What to work on:
Present each line of the entries below that holds the word "accel".

**** Listing

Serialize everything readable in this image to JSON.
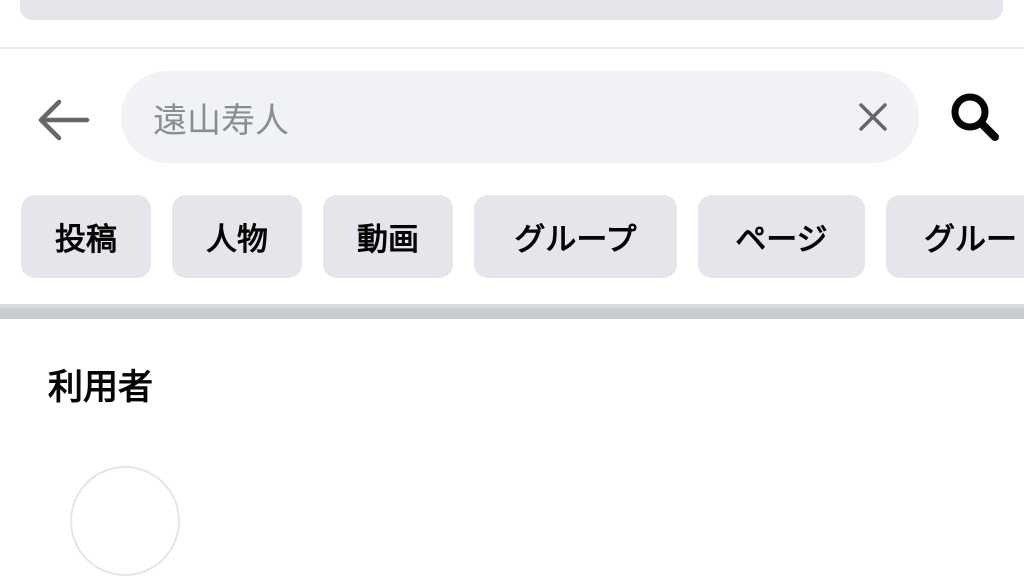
{
  "search": {
    "query": "遠山寿人",
    "back_icon": "arrow-left-icon",
    "clear_icon": "close-icon",
    "search_icon": "search-icon"
  },
  "filters": [
    {
      "label": "投稿"
    },
    {
      "label": "人物"
    },
    {
      "label": "動画"
    },
    {
      "label": "グループ"
    },
    {
      "label": "ページ"
    },
    {
      "label": "グルー"
    }
  ],
  "results": {
    "section_title": "利用者"
  },
  "colors": {
    "chip_bg": "#e4e6eb",
    "search_bg": "#f0f2f5",
    "placeholder_text": "#8a8d91",
    "primary_text": "#050505",
    "separator": "#c9ccd1"
  }
}
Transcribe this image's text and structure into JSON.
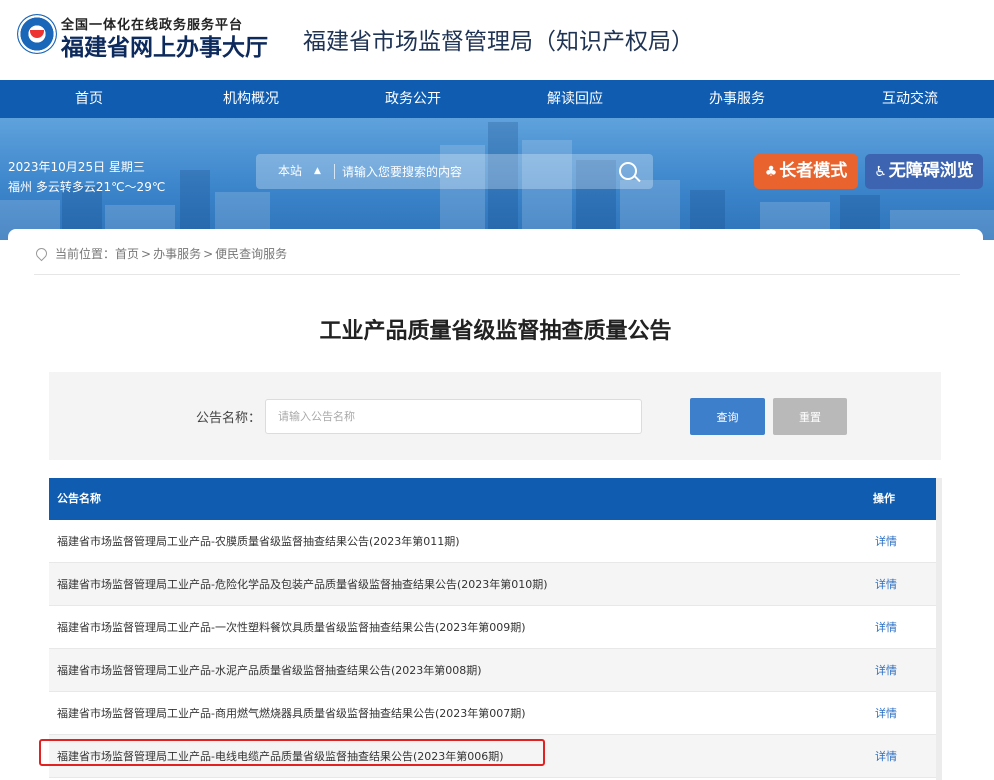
{
  "header": {
    "logo_line1": "全国一体化在线政务服务平台",
    "logo_line2": "福建省网上办事大厅",
    "site_title": "福建省市场监督管理局（知识产权局）"
  },
  "nav": {
    "items": [
      "首页",
      "机构概况",
      "政务公开",
      "解读回应",
      "办事服务",
      "互动交流"
    ]
  },
  "banner": {
    "date": "2023年10月25日 星期三",
    "weather": "福州 多云转多云21℃～29℃",
    "search_scope": "本站",
    "search_placeholder": "请输入您要搜索的内容",
    "elder_mode_label": "长者模式",
    "accessibility_label": "无障碍浏览"
  },
  "breadcrumb": {
    "prefix": "当前位置：",
    "items": [
      "首页",
      "办事服务",
      "便民查询服务"
    ],
    "separator": ">"
  },
  "page_title": "工业产品质量省级监督抽查质量公告",
  "filter": {
    "label": "公告名称：",
    "placeholder": "请输入公告名称",
    "query_label": "查询",
    "reset_label": "重置"
  },
  "table": {
    "columns": [
      "公告名称",
      "操作"
    ],
    "action_label": "详情",
    "rows": [
      "福建省市场监督管理局工业产品-农膜质量省级监督抽查结果公告(2023年第011期)",
      "福建省市场监督管理局工业产品-危险化学品及包装产品质量省级监督抽查结果公告(2023年第010期)",
      "福建省市场监督管理局工业产品-一次性塑料餐饮具质量省级监督抽查结果公告(2023年第009期)",
      "福建省市场监督管理局工业产品-水泥产品质量省级监督抽查结果公告(2023年第008期)",
      "福建省市场监督管理局工业产品-商用燃气燃烧器具质量省级监督抽查结果公告(2023年第007期)",
      "福建省市场监督管理局工业产品-电线电缆产品质量省级监督抽查结果公告(2023年第006期)"
    ]
  },
  "colors": {
    "primary_blue": "#0f5cb0",
    "elder_orange": "#e8632d",
    "access_blue": "#3c64b0",
    "link_blue": "#2a6ec2",
    "highlight_red": "#e22222"
  }
}
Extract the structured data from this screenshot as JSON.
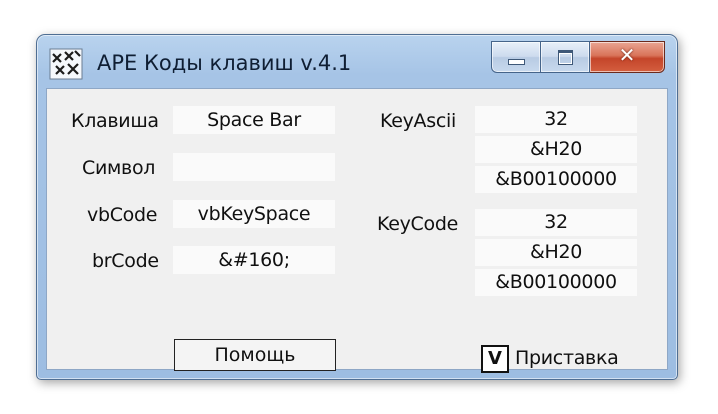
{
  "window": {
    "title": "АРЕ Коды клавиш v.4.1",
    "icon": "keyboard-app-icon"
  },
  "caption": {
    "minimize_icon": "minimize-icon",
    "maximize_icon": "maximize-icon",
    "close_icon": "close-icon",
    "close_glyph": "✕"
  },
  "left": {
    "key_label": "Клавиша",
    "key_value": "Space Bar",
    "symbol_label": "Символ",
    "symbol_value": "",
    "vbcode_label": "vbCode",
    "vbcode_value": "vbKeySpace",
    "brcode_label": "brCode",
    "brcode_value": "&#160;"
  },
  "right": {
    "keyascii_label": "KeyAscii",
    "keyascii_dec": "32",
    "keyascii_hex": "&H20",
    "keyascii_bin": "&B00100000",
    "keycode_label": "KeyCode",
    "keycode_dec": "32",
    "keycode_hex": "&H20",
    "keycode_bin": "&B00100000"
  },
  "help_button": "Помощь",
  "prefix_checkbox": {
    "mark": "V",
    "label": "Приставка",
    "checked": true
  },
  "colors": {
    "frame": "#a6c4e6",
    "close": "#c4452a",
    "client": "#f0f0f0"
  }
}
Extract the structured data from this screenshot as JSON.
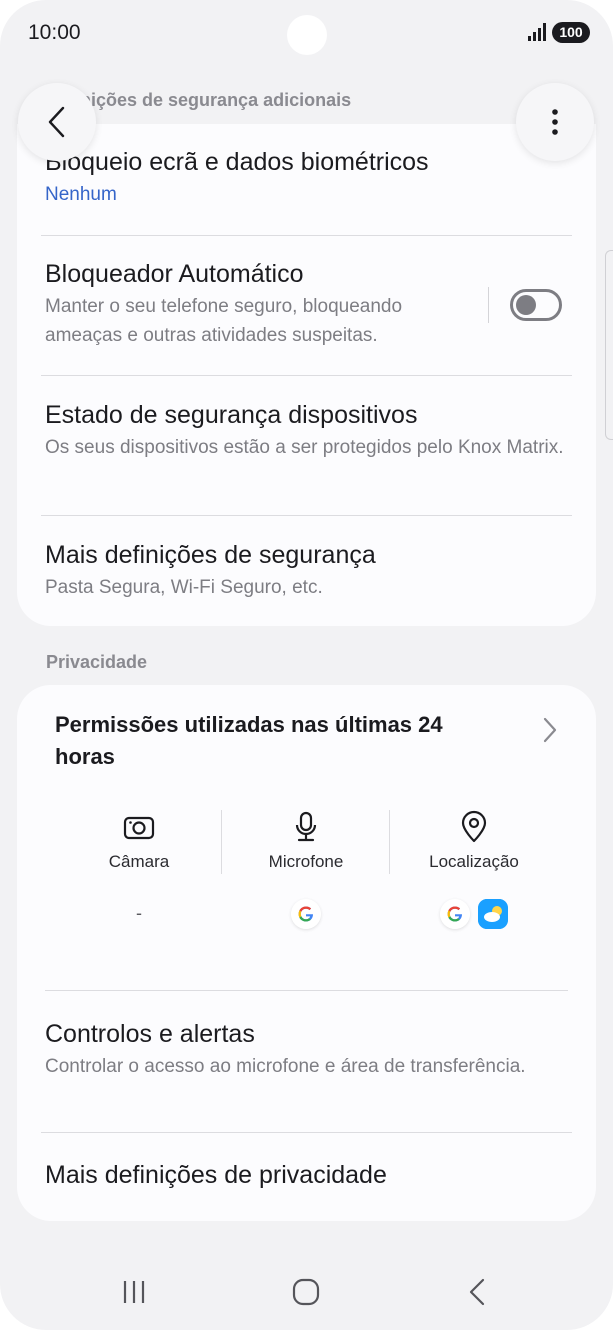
{
  "status_bar": {
    "time": "10:00",
    "battery": "100",
    "signal_icon": "signal-bars-icon"
  },
  "header": {
    "title": "Definições de segurança adicionais",
    "back_icon": "chevron-left-icon",
    "more_icon": "more-vertical-icon"
  },
  "security": {
    "items": [
      {
        "title": "Bloqueio ecrã e dados biométricos",
        "subtitle": "Nenhum"
      },
      {
        "title": "Bloqueador Automático",
        "subtitle": "Manter o seu telefone seguro, bloqueando ameaças e outras atividades suspeitas.",
        "toggle_on": false
      },
      {
        "title": "Estado de segurança dispositivos",
        "subtitle": "Os seus dispositivos estão a ser protegidos pelo Knox Matrix."
      },
      {
        "title": "Mais definições de segurança",
        "subtitle": "Pasta Segura, Wi-Fi Seguro, etc."
      }
    ]
  },
  "privacy": {
    "section_label": "Privacidade",
    "permissions_title": "Permissões utilizadas nas últimas 24 horas",
    "permissions": [
      {
        "label": "Câmara",
        "icon": "camera-icon",
        "apps": "-"
      },
      {
        "label": "Microfone",
        "icon": "microphone-icon",
        "apps": "google-app-icon"
      },
      {
        "label": "Localização",
        "icon": "location-pin-icon",
        "apps": "google-app-icon, weather-app-icon"
      }
    ],
    "items": [
      {
        "title": "Controlos e alertas",
        "subtitle": "Controlar o acesso ao microfone e área de transferência."
      },
      {
        "title": "Mais definições de privacidade"
      }
    ]
  },
  "navigation": {
    "recents_icon": "recents-icon",
    "home_icon": "home-icon",
    "back_icon": "back-nav-icon"
  },
  "colors": {
    "background": "#f2f2f4",
    "card": "#fcfcfe",
    "accent_blue": "#3565c9",
    "secondary_text": "#7d7d83"
  }
}
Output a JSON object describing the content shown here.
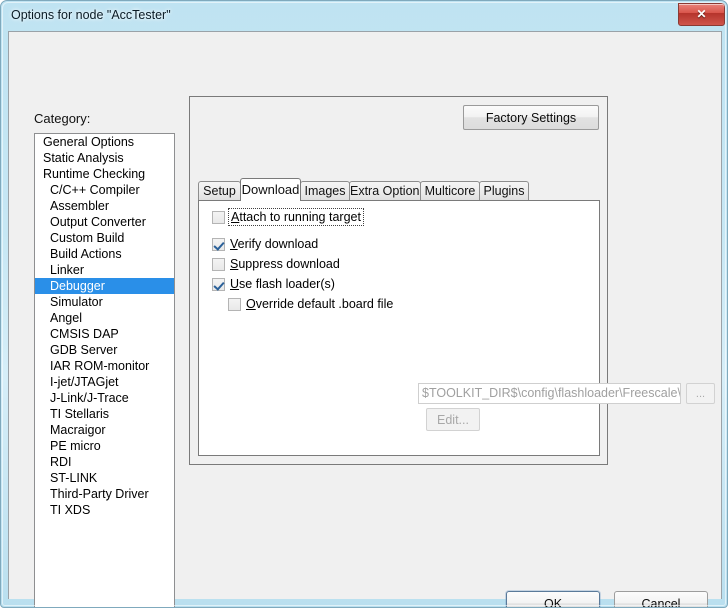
{
  "window": {
    "title": "Options for node \"AccTester\"",
    "close_label": "✕",
    "accent_selection": "#2a8fe8",
    "titlebar_color": "#c6e7f4",
    "close_color": "#c94338"
  },
  "category": {
    "label": "Category:",
    "selected": "Debugger",
    "items": [
      {
        "label": "General Options",
        "indent": false
      },
      {
        "label": "Static Analysis",
        "indent": false
      },
      {
        "label": "Runtime Checking",
        "indent": false
      },
      {
        "label": "C/C++ Compiler",
        "indent": true
      },
      {
        "label": "Assembler",
        "indent": true
      },
      {
        "label": "Output Converter",
        "indent": true
      },
      {
        "label": "Custom Build",
        "indent": true
      },
      {
        "label": "Build Actions",
        "indent": true
      },
      {
        "label": "Linker",
        "indent": true
      },
      {
        "label": "Debugger",
        "indent": true
      },
      {
        "label": "Simulator",
        "indent": true
      },
      {
        "label": "Angel",
        "indent": true
      },
      {
        "label": "CMSIS DAP",
        "indent": true
      },
      {
        "label": "GDB Server",
        "indent": true
      },
      {
        "label": "IAR ROM-monitor",
        "indent": true
      },
      {
        "label": "I-jet/JTAGjet",
        "indent": true
      },
      {
        "label": "J-Link/J-Trace",
        "indent": true
      },
      {
        "label": "TI Stellaris",
        "indent": true
      },
      {
        "label": "Macraigor",
        "indent": true
      },
      {
        "label": "PE micro",
        "indent": true
      },
      {
        "label": "RDI",
        "indent": true
      },
      {
        "label": "ST-LINK",
        "indent": true
      },
      {
        "label": "Third-Party Driver",
        "indent": true
      },
      {
        "label": "TI XDS",
        "indent": true
      }
    ]
  },
  "panel": {
    "factory_settings_label": "Factory Settings",
    "tabs": [
      {
        "label": "Setup",
        "active": false
      },
      {
        "label": "Download",
        "active": true
      },
      {
        "label": "Images",
        "active": false
      },
      {
        "label": "Extra Options",
        "active": false
      },
      {
        "label": "Multicore",
        "active": false
      },
      {
        "label": "Plugins",
        "active": false
      }
    ]
  },
  "download_tab": {
    "checkboxes": [
      {
        "id": "attach-to-running-target",
        "label": "Attach to running target",
        "accel": "A",
        "checked": false,
        "focused": true,
        "indent": false
      },
      {
        "id": "verify-download",
        "label": "Verify download",
        "accel": "V",
        "checked": true,
        "focused": false,
        "indent": false
      },
      {
        "id": "suppress-download",
        "label": "Suppress download",
        "accel": "S",
        "checked": false,
        "focused": false,
        "indent": false
      },
      {
        "id": "use-flash-loaders",
        "label": "Use flash loader(s)",
        "accel": "U",
        "checked": true,
        "focused": false,
        "indent": false
      },
      {
        "id": "override-default-board-file",
        "label": "Override default  .board file",
        "accel": "O",
        "checked": false,
        "focused": false,
        "indent": true
      }
    ],
    "path_value": "$TOOLKIT_DIR$\\config\\flashloader\\Freescale\\Flash",
    "path_placeholder": "",
    "browse_label": "...",
    "edit_label": "Edit..."
  },
  "footer": {
    "ok_label": "OK",
    "cancel_label": "Cancel"
  }
}
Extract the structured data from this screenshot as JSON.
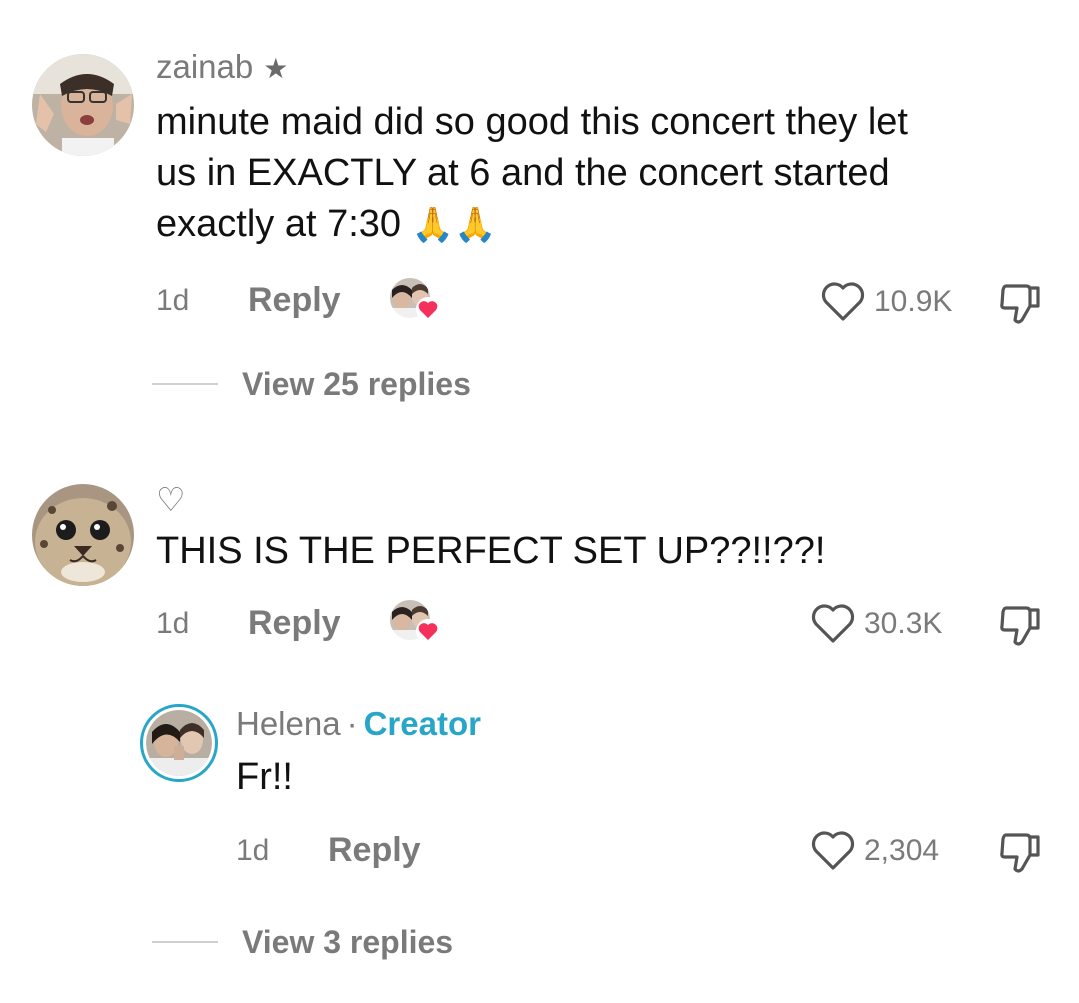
{
  "comments": [
    {
      "username": "zainab",
      "badge": "★",
      "text_lines": [
        "minute maid did so good this concert they let",
        "us in EXACTLY at 6 and the concert started",
        "exactly at 7:30"
      ],
      "emoji": "🙏🙏",
      "time": "1d",
      "reply_label": "Reply",
      "likes": "10.9K",
      "view_replies": "View 25 replies"
    },
    {
      "username": "♡",
      "text": "THIS IS THE PERFECT SET UP??!!??!",
      "time": "1d",
      "reply_label": "Reply",
      "likes": "30.3K"
    }
  ],
  "reply": {
    "username": "Helena",
    "separator": "·",
    "creator_label": "Creator",
    "text": "Fr!!",
    "time": "1d",
    "reply_label": "Reply",
    "likes": "2,304",
    "view_replies": "View 3 replies"
  },
  "icons": {
    "like": "heart-outline-icon",
    "dislike": "thumbs-down-icon",
    "creator_liked": "creator-heart-badge-icon"
  },
  "colors": {
    "creator_accent": "#27a6c7",
    "heart_red": "#f5305a",
    "muted": "#7a7a7a"
  }
}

********

Problem solution:
        "accel": "A",
        "accel": "V",
        "accel": "S",
        "accel": "U",
        "accel": "O",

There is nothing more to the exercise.